(Dataset items)
***
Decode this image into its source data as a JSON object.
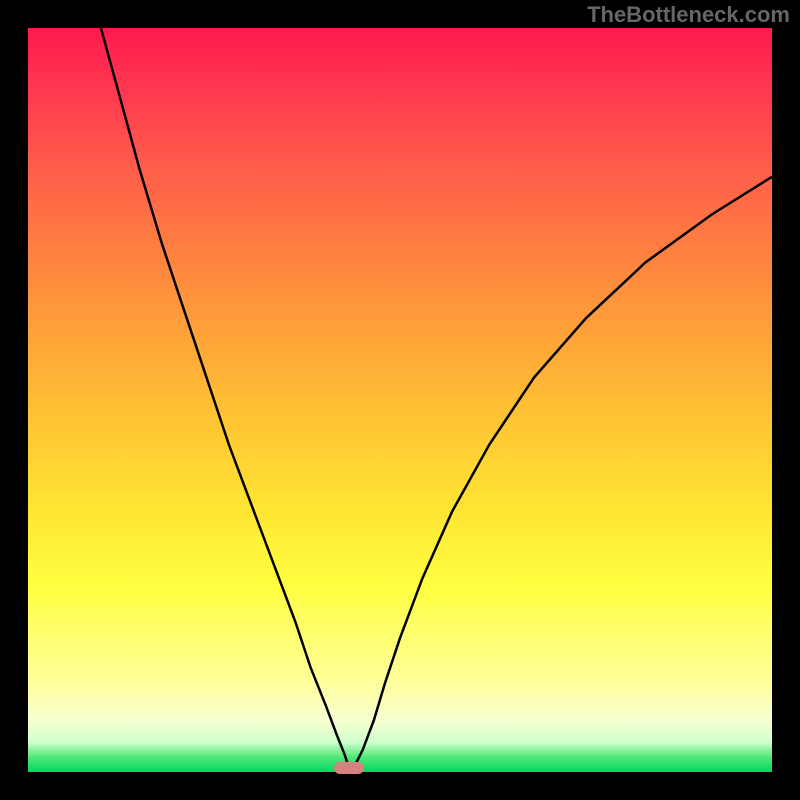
{
  "watermark": "TheBottleneck.com",
  "chart_data": {
    "type": "line",
    "title": "",
    "xlabel": "",
    "ylabel": "",
    "xlim": [
      0,
      100
    ],
    "ylim": [
      0,
      100
    ],
    "series": [
      {
        "name": "curve",
        "x": [
          9.8,
          12,
          15,
          18,
          21,
          24,
          27,
          30,
          33,
          36,
          38,
          40,
          41.5,
          42.5,
          43,
          43.5,
          44,
          45,
          46.5,
          48,
          50,
          53,
          57,
          62,
          68,
          75,
          83,
          92,
          100
        ],
        "y": [
          100,
          92,
          81,
          71,
          62,
          53,
          44,
          36,
          28,
          20,
          14,
          9,
          5,
          2.5,
          1,
          0.3,
          1,
          3,
          7,
          12,
          18,
          26,
          35,
          44,
          53,
          61,
          68.5,
          75,
          80
        ]
      }
    ],
    "marker": {
      "x": 43.2,
      "y": 0.6
    },
    "background_gradient": {
      "top": "#ff1a4d",
      "mid": "#ffe633",
      "bottom": "#00d860"
    }
  }
}
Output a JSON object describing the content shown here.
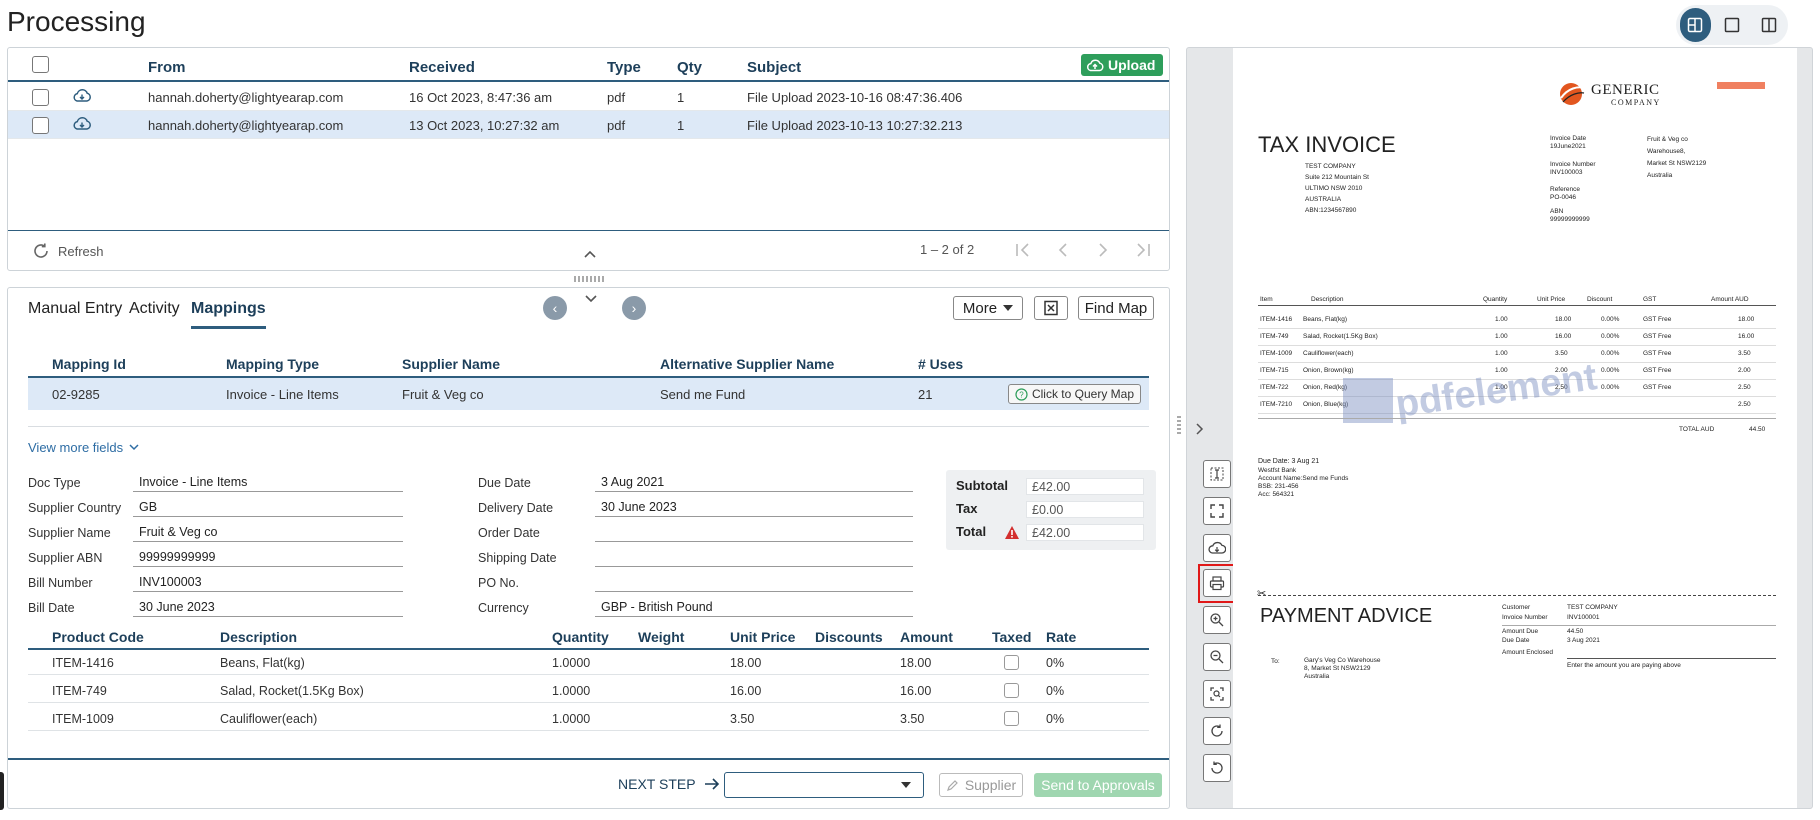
{
  "page_title": "Processing",
  "grid": {
    "headers": {
      "from": "From",
      "received": "Received",
      "type": "Type",
      "qty": "Qty",
      "subject": "Subject"
    },
    "upload_label": "Upload",
    "rows": [
      {
        "from": "hannah.doherty@lightyearap.com",
        "received": "16 Oct 2023, 8:47:36 am",
        "type": "pdf",
        "qty": "1",
        "subject": "File Upload 2023-10-16 08:47:36.406"
      },
      {
        "from": "hannah.doherty@lightyearap.com",
        "received": "13 Oct 2023, 10:27:32 am",
        "type": "pdf",
        "qty": "1",
        "subject": "File Upload 2023-10-13 10:27:32.213"
      }
    ],
    "refresh_label": "Refresh",
    "pagination": "1 – 2 of 2"
  },
  "tabs": {
    "manual_entry": "Manual Entry",
    "activity": "Activity",
    "mappings": "Mappings"
  },
  "toolbar": {
    "more_label": "More",
    "find_map_label": "Find Map"
  },
  "mapping": {
    "headers": {
      "id": "Mapping Id",
      "type": "Mapping Type",
      "supplier": "Supplier Name",
      "alt_supplier": "Alternative Supplier Name",
      "uses": "# Uses"
    },
    "row": {
      "id": "02-9285",
      "type": "Invoice - Line Items",
      "supplier": "Fruit & Veg co",
      "alt_supplier": "Send me Fund",
      "uses": "21",
      "query_label": "Click to Query Map"
    }
  },
  "view_more": "View more fields",
  "fields": {
    "doc_type": {
      "label": "Doc Type",
      "value": "Invoice - Line Items"
    },
    "supplier_country": {
      "label": "Supplier Country",
      "value": "GB"
    },
    "supplier_name": {
      "label": "Supplier Name",
      "value": "Fruit & Veg  co"
    },
    "supplier_abn": {
      "label": "Supplier ABN",
      "value": "99999999999"
    },
    "bill_number": {
      "label": "Bill Number",
      "value": "INV100003"
    },
    "bill_date": {
      "label": "Bill Date",
      "value": "30 June 2023"
    },
    "due_date": {
      "label": "Due Date",
      "value": "3 Aug 2021"
    },
    "delivery_date": {
      "label": "Delivery Date",
      "value": "30 June 2023"
    },
    "order_date": {
      "label": "Order Date",
      "value": ""
    },
    "shipping_date": {
      "label": "Shipping Date",
      "value": ""
    },
    "po_no": {
      "label": "PO No.",
      "value": ""
    },
    "currency": {
      "label": "Currency",
      "value": "GBP - British Pound"
    }
  },
  "totals": {
    "subtotal_label": "Subtotal",
    "subtotal": "£42.00",
    "tax_label": "Tax",
    "tax": "£0.00",
    "total_label": "Total",
    "total": "£42.00"
  },
  "lines": {
    "headers": {
      "code": "Product Code",
      "desc": "Description",
      "qty": "Quantity",
      "weight": "Weight",
      "price": "Unit Price",
      "disc": "Discounts",
      "amount": "Amount",
      "taxed": "Taxed",
      "rate": "Rate"
    },
    "rows": [
      {
        "code": "ITEM-1416",
        "desc": "Beans, Flat(kg)",
        "qty": "1.0000",
        "price": "18.00",
        "amount": "18.00",
        "rate": "0%"
      },
      {
        "code": "ITEM-749",
        "desc": "Salad, Rocket(1.5Kg Box)",
        "qty": "1.0000",
        "price": "16.00",
        "amount": "16.00",
        "rate": "0%"
      },
      {
        "code": "ITEM-1009",
        "desc": "Cauliflower(each)",
        "qty": "1.0000",
        "price": "3.50",
        "amount": "3.50",
        "rate": "0%"
      }
    ]
  },
  "footer": {
    "next_step": "NEXT STEP",
    "supplier_label": "Supplier",
    "send_label": "Send to Approvals"
  },
  "pdf": {
    "logo_line1": "Generic",
    "logo_line2": "Company",
    "tax_invoice": "TAX INVOICE",
    "from_lines": [
      "TEST COMPANY",
      "Suite 212 Mountain St",
      "ULTIMO NSW 2010",
      "AUSTRALIA",
      "ABN:1234567890"
    ],
    "meta_lines": [
      "Invoice Date",
      "19June2021",
      "Invoice Number",
      "INV100003",
      "Reference",
      "PO-0046",
      "ABN",
      "99999999999"
    ],
    "to_lines": [
      "Fruit & Veg co",
      "Warehouse8,",
      "Market St NSW2129",
      "Australia"
    ],
    "table_headers": [
      "Item",
      "Description",
      "Quantity",
      "Unit Price",
      "Discount",
      "GST",
      "Amount AUD"
    ],
    "table_rows": [
      [
        "ITEM-1416",
        "Beans, Flat(kg)",
        "1.00",
        "18.00",
        "0.00%",
        "GST Free",
        "18.00"
      ],
      [
        "ITEM-749",
        "Salad, Rocket(1.5Kg Box)",
        "1.00",
        "16.00",
        "0.00%",
        "GST Free",
        "16.00"
      ],
      [
        "ITEM-1009",
        "Cauliflower(each)",
        "1.00",
        "3.50",
        "0.00%",
        "GST Free",
        "3.50"
      ],
      [
        "ITEM-715",
        "Onion, Brown(kg)",
        "1.00",
        "2.00",
        "0.00%",
        "GST Free",
        "2.00"
      ],
      [
        "ITEM-722",
        "Onion, Red(kg)",
        "1.00",
        "2.50",
        "0.00%",
        "GST Free",
        "2.50"
      ],
      [
        "ITEM-7210",
        "Onion, Blue(kg)",
        "",
        "",
        "",
        "",
        "2.50"
      ]
    ],
    "total_label": "TOTAL AUD",
    "total_value": "44.50",
    "watermark": "pdfelement",
    "due_lines": [
      "Due Date: 3 Aug 21",
      "Westfst Bank",
      "Account Name:Send me Funds",
      "BSB: 231-456",
      "Acc: 564321"
    ],
    "payment_advice": "PAYMENT ADVICE",
    "pa_labels": [
      "Customer",
      "Invoice Number",
      "Amount Due",
      "Due Date",
      "Amount Enclosed"
    ],
    "pa_values": [
      "TEST COMPANY",
      "INV100001",
      "44.50",
      "3 Aug 2021",
      ""
    ],
    "pa_to_label": "To:",
    "pa_to_lines": [
      "Gary's Veg Co Warehouse",
      "8, Market St NSW2129",
      "Australia"
    ],
    "pa_hint": "Enter the amount you are paying above"
  }
}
***
◆ Work to do ◆
Using the data above, write out every line exactly, leaving the images behind.

◆ Result of the task ◆
Decode this image into its source data as a JSON object.
{
  "watermark": "TheBottleneck.com",
  "chart_data": {
    "type": "line",
    "title": "",
    "xlabel": "",
    "ylabel": "",
    "xlim": [
      0,
      100
    ],
    "ylim": [
      0,
      100
    ],
    "series": [
      {
        "name": "curve",
        "x": [
          9.8,
          12,
          15,
          18,
          21,
          24,
          27,
          30,
          33,
          36,
          38,
          40,
          41.5,
          42.5,
          43,
          43.5,
          44,
          45,
          46.5,
          48,
          50,
          53,
          57,
          62,
          68,
          75,
          83,
          92,
          100
        ],
        "y": [
          100,
          92,
          81,
          71,
          62,
          53,
          44,
          36,
          28,
          20,
          14,
          9,
          5,
          2.5,
          1,
          0.3,
          1,
          3,
          7,
          12,
          18,
          26,
          35,
          44,
          53,
          61,
          68.5,
          75,
          80
        ]
      }
    ],
    "marker": {
      "x": 43.2,
      "y": 0.6
    },
    "background_gradient": {
      "top": "#ff1a4d",
      "mid": "#ffe633",
      "bottom": "#00d860"
    }
  }
}
Output a JSON object describing the content shown here.
{
  "page_title": "Processing",
  "grid": {
    "headers": {
      "from": "From",
      "received": "Received",
      "type": "Type",
      "qty": "Qty",
      "subject": "Subject"
    },
    "upload_label": "Upload",
    "rows": [
      {
        "from": "hannah.doherty@lightyearap.com",
        "received": "16 Oct 2023, 8:47:36 am",
        "type": "pdf",
        "qty": "1",
        "subject": "File Upload 2023-10-16 08:47:36.406"
      },
      {
        "from": "hannah.doherty@lightyearap.com",
        "received": "13 Oct 2023, 10:27:32 am",
        "type": "pdf",
        "qty": "1",
        "subject": "File Upload 2023-10-13 10:27:32.213"
      }
    ],
    "refresh_label": "Refresh",
    "pagination": "1 – 2 of 2"
  },
  "tabs": {
    "manual_entry": "Manual Entry",
    "activity": "Activity",
    "mappings": "Mappings"
  },
  "toolbar": {
    "more_label": "More",
    "find_map_label": "Find Map"
  },
  "mapping": {
    "headers": {
      "id": "Mapping Id",
      "type": "Mapping Type",
      "supplier": "Supplier Name",
      "alt_supplier": "Alternative Supplier Name",
      "uses": "# Uses"
    },
    "row": {
      "id": "02-9285",
      "type": "Invoice - Line Items",
      "supplier": "Fruit & Veg co",
      "alt_supplier": "Send me Fund",
      "uses": "21",
      "query_label": "Click to Query Map"
    }
  },
  "view_more": "View more fields",
  "fields": {
    "doc_type": {
      "label": "Doc Type",
      "value": "Invoice - Line Items"
    },
    "supplier_country": {
      "label": "Supplier Country",
      "value": "GB"
    },
    "supplier_name": {
      "label": "Supplier Name",
      "value": "Fruit & Veg  co"
    },
    "supplier_abn": {
      "label": "Supplier ABN",
      "value": "99999999999"
    },
    "bill_number": {
      "label": "Bill Number",
      "value": "INV100003"
    },
    "bill_date": {
      "label": "Bill Date",
      "value": "30 June 2023"
    },
    "due_date": {
      "label": "Due Date",
      "value": "3 Aug 2021"
    },
    "delivery_date": {
      "label": "Delivery Date",
      "value": "30 June 2023"
    },
    "order_date": {
      "label": "Order Date",
      "value": ""
    },
    "shipping_date": {
      "label": "Shipping Date",
      "value": ""
    },
    "po_no": {
      "label": "PO No.",
      "value": ""
    },
    "currency": {
      "label": "Currency",
      "value": "GBP - British Pound"
    }
  },
  "totals": {
    "subtotal_label": "Subtotal",
    "subtotal": "£42.00",
    "tax_label": "Tax",
    "tax": "£0.00",
    "total_label": "Total",
    "total": "£42.00"
  },
  "lines": {
    "headers": {
      "code": "Product Code",
      "desc": "Description",
      "qty": "Quantity",
      "weight": "Weight",
      "price": "Unit Price",
      "disc": "Discounts",
      "amount": "Amount",
      "taxed": "Taxed",
      "rate": "Rate"
    },
    "rows": [
      {
        "code": "ITEM-1416",
        "desc": "Beans, Flat(kg)",
        "qty": "1.0000",
        "price": "18.00",
        "amount": "18.00",
        "rate": "0%"
      },
      {
        "code": "ITEM-749",
        "desc": "Salad, Rocket(1.5Kg Box)",
        "qty": "1.0000",
        "price": "16.00",
        "amount": "16.00",
        "rate": "0%"
      },
      {
        "code": "ITEM-1009",
        "desc": "Cauliflower(each)",
        "qty": "1.0000",
        "price": "3.50",
        "amount": "3.50",
        "rate": "0%"
      }
    ]
  },
  "footer": {
    "next_step": "NEXT STEP",
    "supplier_label": "Supplier",
    "send_label": "Send to Approvals"
  },
  "pdf": {
    "logo_line1": "Generic",
    "logo_line2": "Company",
    "tax_invoice": "TAX INVOICE",
    "from_lines": [
      "TEST COMPANY",
      "Suite 212 Mountain St",
      "ULTIMO NSW 2010",
      "AUSTRALIA",
      "ABN:1234567890"
    ],
    "meta_lines": [
      "Invoice Date",
      "19June2021",
      "Invoice Number",
      "INV100003",
      "Reference",
      "PO-0046",
      "ABN",
      "99999999999"
    ],
    "to_lines": [
      "Fruit & Veg co",
      "Warehouse8,",
      "Market St NSW2129",
      "Australia"
    ],
    "table_headers": [
      "Item",
      "Description",
      "Quantity",
      "Unit Price",
      "Discount",
      "GST",
      "Amount AUD"
    ],
    "table_rows": [
      [
        "ITEM-1416",
        "Beans, Flat(kg)",
        "1.00",
        "18.00",
        "0.00%",
        "GST Free",
        "18.00"
      ],
      [
        "ITEM-749",
        "Salad, Rocket(1.5Kg Box)",
        "1.00",
        "16.00",
        "0.00%",
        "GST Free",
        "16.00"
      ],
      [
        "ITEM-1009",
        "Cauliflower(each)",
        "1.00",
        "3.50",
        "0.00%",
        "GST Free",
        "3.50"
      ],
      [
        "ITEM-715",
        "Onion, Brown(kg)",
        "1.00",
        "2.00",
        "0.00%",
        "GST Free",
        "2.00"
      ],
      [
        "ITEM-722",
        "Onion, Red(kg)",
        "1.00",
        "2.50",
        "0.00%",
        "GST Free",
        "2.50"
      ],
      [
        "ITEM-7210",
        "Onion, Blue(kg)",
        "",
        "",
        "",
        "",
        "2.50"
      ]
    ],
    "total_label": "TOTAL AUD",
    "total_value": "44.50",
    "watermark": "pdfelement",
    "due_lines": [
      "Due Date: 3 Aug 21",
      "Westfst Bank",
      "Account Name:Send me Funds",
      "BSB: 231-456",
      "Acc: 564321"
    ],
    "payment_advice": "PAYMENT ADVICE",
    "pa_labels": [
      "Customer",
      "Invoice Number",
      "Amount Due",
      "Due Date",
      "Amount Enclosed"
    ],
    "pa_values": [
      "TEST COMPANY",
      "INV100001",
      "44.50",
      "3 Aug 2021",
      ""
    ],
    "pa_to_label": "To:",
    "pa_to_lines": [
      "Gary's Veg Co Warehouse",
      "8, Market St NSW2129",
      "Australia"
    ],
    "pa_hint": "Enter the amount you are paying above"
  }
}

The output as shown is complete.